= Stated goal =
All lines in which the word "this" occurs are to be extracted.
---- Data provided
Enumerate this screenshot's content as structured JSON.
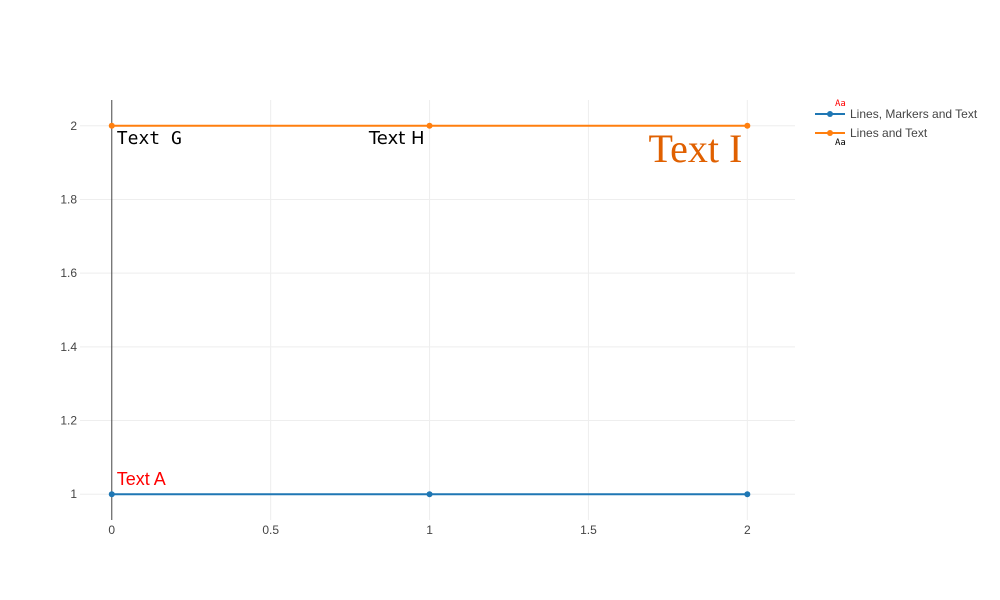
{
  "chart_data": {
    "type": "line",
    "title": "",
    "xlabel": "",
    "ylabel": "",
    "xlim": [
      -0.1,
      2.15
    ],
    "ylim": [
      0.93,
      2.07
    ],
    "grid": true,
    "legend_position": "top-right",
    "x_ticks": [
      0,
      0.5,
      1,
      1.5,
      2
    ],
    "x_tick_labels": [
      "0",
      "0.5",
      "1",
      "1.5",
      "2"
    ],
    "y_ticks": [
      1,
      1.2,
      1.4,
      1.6,
      1.8,
      2
    ],
    "y_tick_labels": [
      "1",
      "1.2",
      "1.4",
      "1.6",
      "1.8",
      "2"
    ],
    "series": [
      {
        "name": "Lines, Markers and Text",
        "color": "#1f77b4",
        "x": [
          0,
          1,
          2
        ],
        "y": [
          1,
          1,
          1
        ],
        "text": [
          "Text A",
          "",
          ""
        ],
        "text_color": "#ff0000",
        "text_position": "top-right"
      },
      {
        "name": "Lines and Text",
        "color": "#ff7f0e",
        "x": [
          0,
          1,
          2
        ],
        "y": [
          2,
          2,
          2
        ],
        "text": [
          "Text G",
          "Text H",
          "Text I"
        ],
        "text_styles": [
          {
            "color": "#000000",
            "font": "mono",
            "position": "bottom-right"
          },
          {
            "color": "#000000",
            "font": "sans",
            "position": "bottom-left"
          },
          {
            "color": "#e06000",
            "font": "serif",
            "position": "bottom-left"
          }
        ]
      }
    ],
    "legend_sample": "Aa"
  }
}
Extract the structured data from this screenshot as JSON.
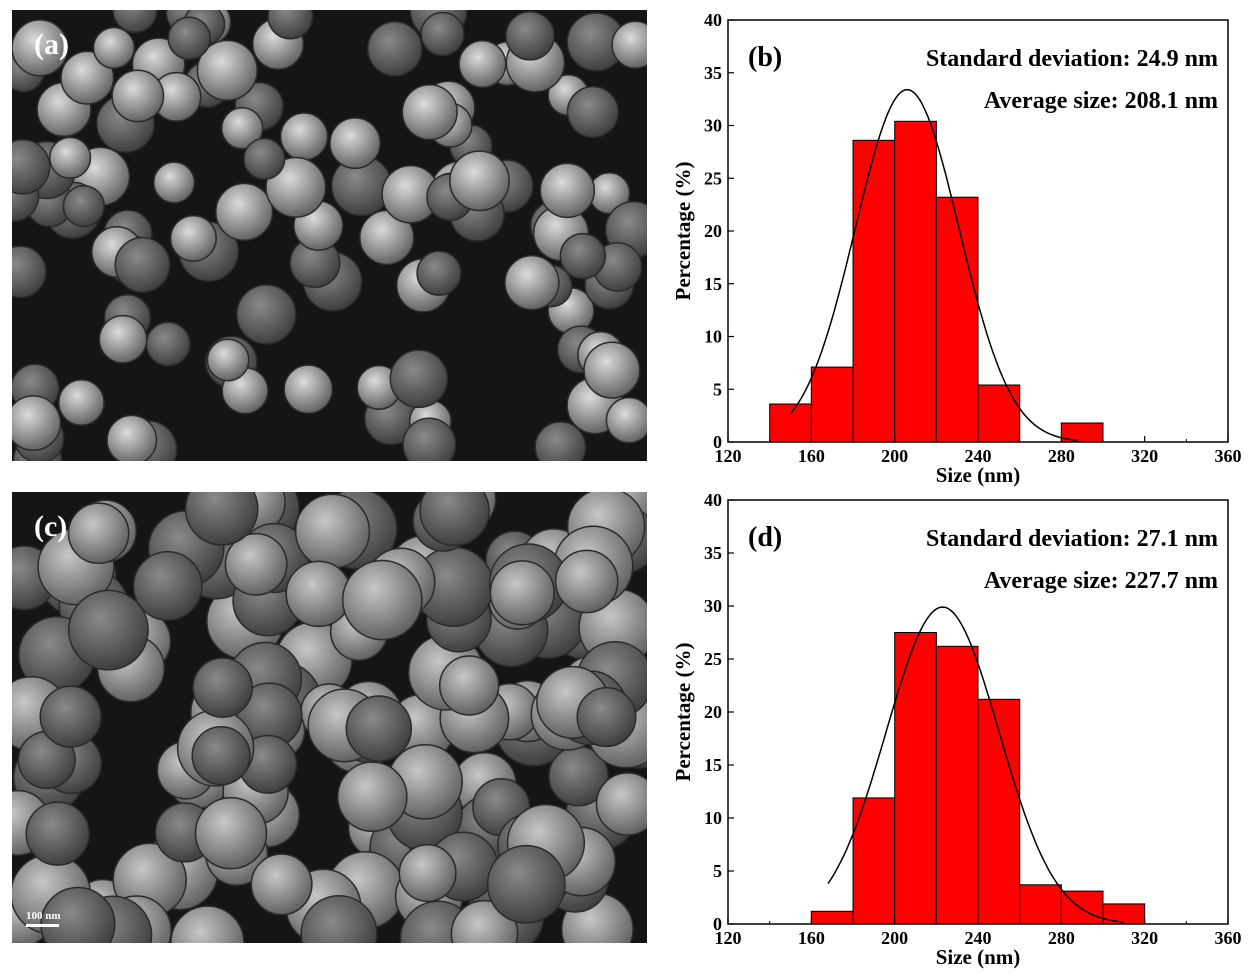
{
  "panels": {
    "a": {
      "tag": "(a)"
    },
    "c": {
      "tag": "(c)",
      "scale_bar": "100 nm"
    }
  },
  "chart_data": [
    {
      "type": "bar",
      "panel_tag": "(b)",
      "xlabel": "Size (nm)",
      "ylabel": "Percentage (%)",
      "xlim": [
        120,
        360
      ],
      "ylim": [
        0,
        40
      ],
      "xticks": [
        120,
        160,
        200,
        240,
        280,
        320,
        360
      ],
      "yticks": [
        0,
        5,
        10,
        15,
        20,
        25,
        30,
        35,
        40
      ],
      "annotations": [
        "Standard deviation: 24.9 nm",
        "Average size: 208.1 nm"
      ],
      "bin_width": 20,
      "bins": [
        140,
        160,
        180,
        200,
        220,
        240,
        260,
        280
      ],
      "values": [
        3.6,
        7.1,
        28.6,
        30.4,
        23.2,
        5.4,
        0,
        1.8
      ],
      "fit": {
        "type": "gaussian",
        "mean": 206,
        "sigma": 24.9,
        "peak": 33.4,
        "range": [
          150,
          288
        ]
      },
      "bar_color": "#ff0000"
    },
    {
      "type": "bar",
      "panel_tag": "(d)",
      "xlabel": "Size (nm)",
      "ylabel": "Percentage (%)",
      "xlim": [
        120,
        360
      ],
      "ylim": [
        0,
        40
      ],
      "xticks": [
        120,
        160,
        200,
        240,
        280,
        320,
        360
      ],
      "yticks": [
        0,
        5,
        10,
        15,
        20,
        25,
        30,
        35,
        40
      ],
      "annotations": [
        "Standard deviation: 27.1 nm",
        "Average size: 227.7 nm"
      ],
      "bin_width": 20,
      "bins": [
        160,
        180,
        200,
        220,
        240,
        260,
        280,
        300
      ],
      "values": [
        1.2,
        11.9,
        27.5,
        26.2,
        21.2,
        3.7,
        3.1,
        1.9
      ],
      "fit": {
        "type": "gaussian",
        "mean": 223,
        "sigma": 27.1,
        "peak": 29.9,
        "range": [
          168,
          310
        ]
      },
      "bar_color": "#ff0000"
    }
  ]
}
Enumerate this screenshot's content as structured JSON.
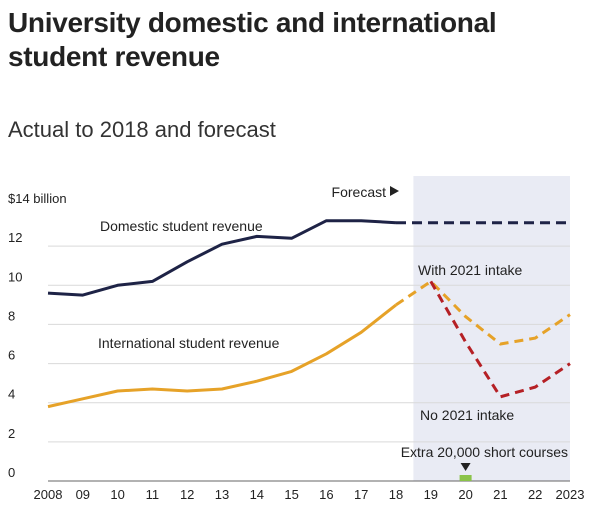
{
  "title": "University domestic and international student revenue",
  "subtitle": "Actual to 2018 and forecast",
  "chart_data": {
    "type": "line",
    "title": "University domestic and international student revenue",
    "subtitle": "Actual to 2018 and forecast",
    "x_tick_labels": [
      "2008",
      "09",
      "10",
      "11",
      "12",
      "13",
      "14",
      "15",
      "16",
      "17",
      "18",
      "19",
      "20",
      "21",
      "22",
      "2023"
    ],
    "x_values": [
      2008,
      2009,
      2010,
      2011,
      2012,
      2013,
      2014,
      2015,
      2016,
      2017,
      2018,
      2019,
      2020,
      2021,
      2022,
      2023
    ],
    "y_unit_label": "$14 billion",
    "y_ticks": [
      0,
      2,
      4,
      6,
      8,
      10,
      12
    ],
    "ylim": [
      0,
      14
    ],
    "xlim": [
      2008,
      2023
    ],
    "forecast_start": 2018.5,
    "forecast_label": "Forecast",
    "grid": true,
    "series": [
      {
        "name": "Domestic student revenue",
        "color": "#1e2346",
        "actual": [
          [
            2008,
            9.6
          ],
          [
            2009,
            9.5
          ],
          [
            2010,
            10.0
          ],
          [
            2011,
            10.2
          ],
          [
            2012,
            11.2
          ],
          [
            2013,
            12.1
          ],
          [
            2014,
            12.5
          ],
          [
            2015,
            12.4
          ],
          [
            2016,
            13.3
          ],
          [
            2017,
            13.3
          ],
          [
            2018,
            13.2
          ]
        ],
        "forecast": [
          [
            2018,
            13.2
          ],
          [
            2019,
            13.2
          ],
          [
            2020,
            13.2
          ],
          [
            2021,
            13.2
          ],
          [
            2022,
            13.2
          ],
          [
            2023,
            13.2
          ]
        ]
      },
      {
        "name": "International student revenue",
        "color": "#e6a228",
        "actual": [
          [
            2008,
            3.8
          ],
          [
            2009,
            4.2
          ],
          [
            2010,
            4.6
          ],
          [
            2011,
            4.7
          ],
          [
            2012,
            4.6
          ],
          [
            2013,
            4.7
          ],
          [
            2014,
            5.1
          ],
          [
            2015,
            5.6
          ],
          [
            2016,
            6.5
          ],
          [
            2017,
            7.6
          ],
          [
            2018,
            9.0
          ]
        ]
      },
      {
        "name": "With 2021 intake",
        "color": "#e6a228",
        "forecast": [
          [
            2018,
            9.0
          ],
          [
            2019,
            10.2
          ],
          [
            2020,
            8.4
          ],
          [
            2021,
            7.0
          ],
          [
            2022,
            7.3
          ],
          [
            2023,
            8.5
          ]
        ]
      },
      {
        "name": "No 2021 intake",
        "color": "#b52025",
        "forecast": [
          [
            2019,
            10.2
          ],
          [
            2020,
            7.1
          ],
          [
            2021,
            4.3
          ],
          [
            2022,
            4.8
          ],
          [
            2023,
            6.0
          ]
        ]
      }
    ],
    "annotations": [
      {
        "text": "Extra 20,000 short courses",
        "x": 2020,
        "marker_color": "#8bc34a"
      }
    ]
  }
}
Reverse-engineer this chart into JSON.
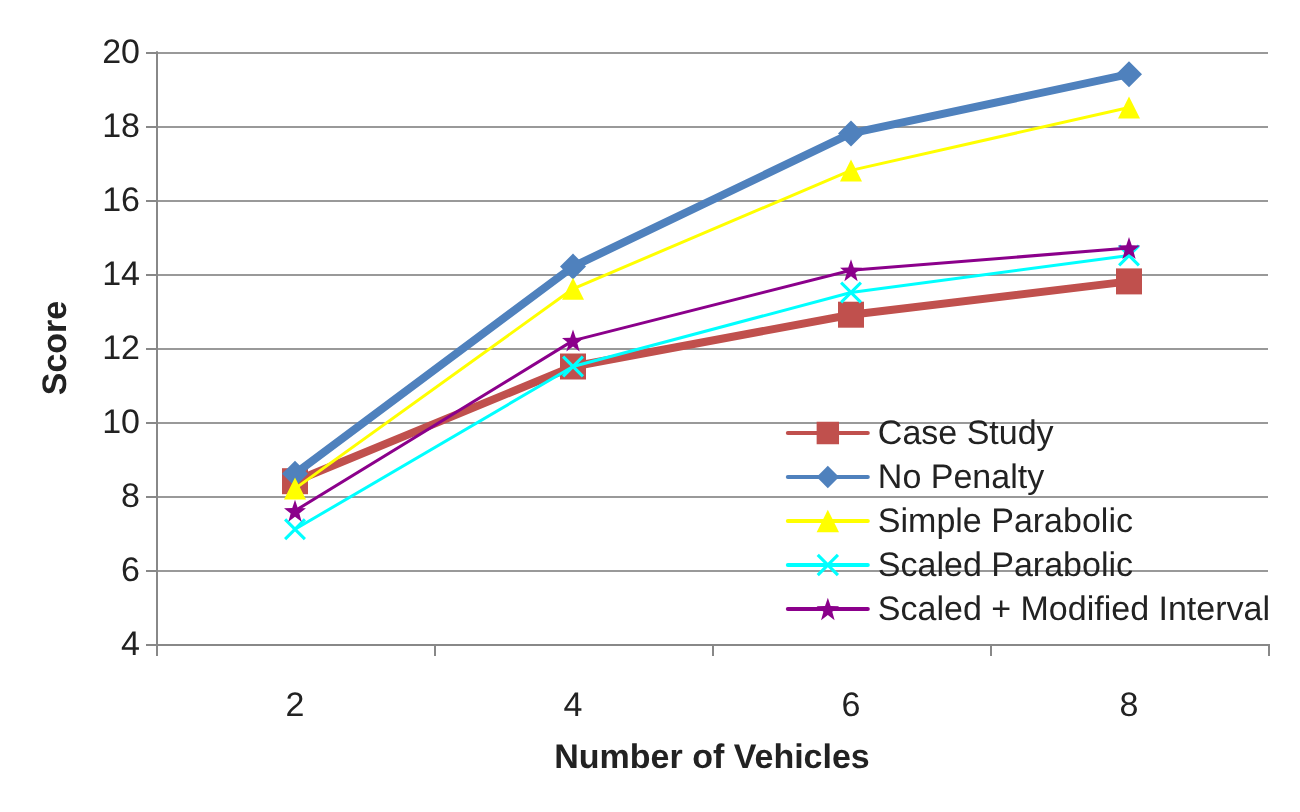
--------
= Correct answer =
Enumerate this screenshot's content as structured JSON.
Extract the structured data from this screenshot as JSON.
Enumerate this screenshot's content as structured JSON.
Reverse-engineer this chart into JSON.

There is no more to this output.